## Begin
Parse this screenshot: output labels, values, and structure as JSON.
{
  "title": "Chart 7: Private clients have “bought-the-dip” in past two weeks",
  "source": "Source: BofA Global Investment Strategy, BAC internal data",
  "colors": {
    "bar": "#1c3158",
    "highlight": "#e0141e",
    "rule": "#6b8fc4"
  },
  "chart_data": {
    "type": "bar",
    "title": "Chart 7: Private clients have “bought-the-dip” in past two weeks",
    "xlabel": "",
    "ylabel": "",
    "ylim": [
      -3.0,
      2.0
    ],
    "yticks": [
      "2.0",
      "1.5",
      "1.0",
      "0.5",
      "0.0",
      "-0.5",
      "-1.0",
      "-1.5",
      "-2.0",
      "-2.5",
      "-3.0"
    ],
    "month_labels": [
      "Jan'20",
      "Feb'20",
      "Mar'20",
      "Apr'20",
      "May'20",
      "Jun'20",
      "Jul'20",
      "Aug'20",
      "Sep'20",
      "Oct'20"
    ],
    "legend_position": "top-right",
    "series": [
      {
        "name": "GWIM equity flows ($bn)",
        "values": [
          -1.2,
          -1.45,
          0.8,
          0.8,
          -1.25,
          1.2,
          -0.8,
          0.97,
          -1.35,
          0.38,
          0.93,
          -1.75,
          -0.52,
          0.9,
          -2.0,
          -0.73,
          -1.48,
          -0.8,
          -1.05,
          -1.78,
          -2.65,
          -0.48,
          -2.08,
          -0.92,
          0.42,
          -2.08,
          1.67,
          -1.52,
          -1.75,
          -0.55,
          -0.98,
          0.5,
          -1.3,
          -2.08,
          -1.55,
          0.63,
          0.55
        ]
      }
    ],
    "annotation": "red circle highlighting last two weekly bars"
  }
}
## End
● Goal:
Find the lines of the material that hold the word "clients" and report their count alone.

● Task output:
2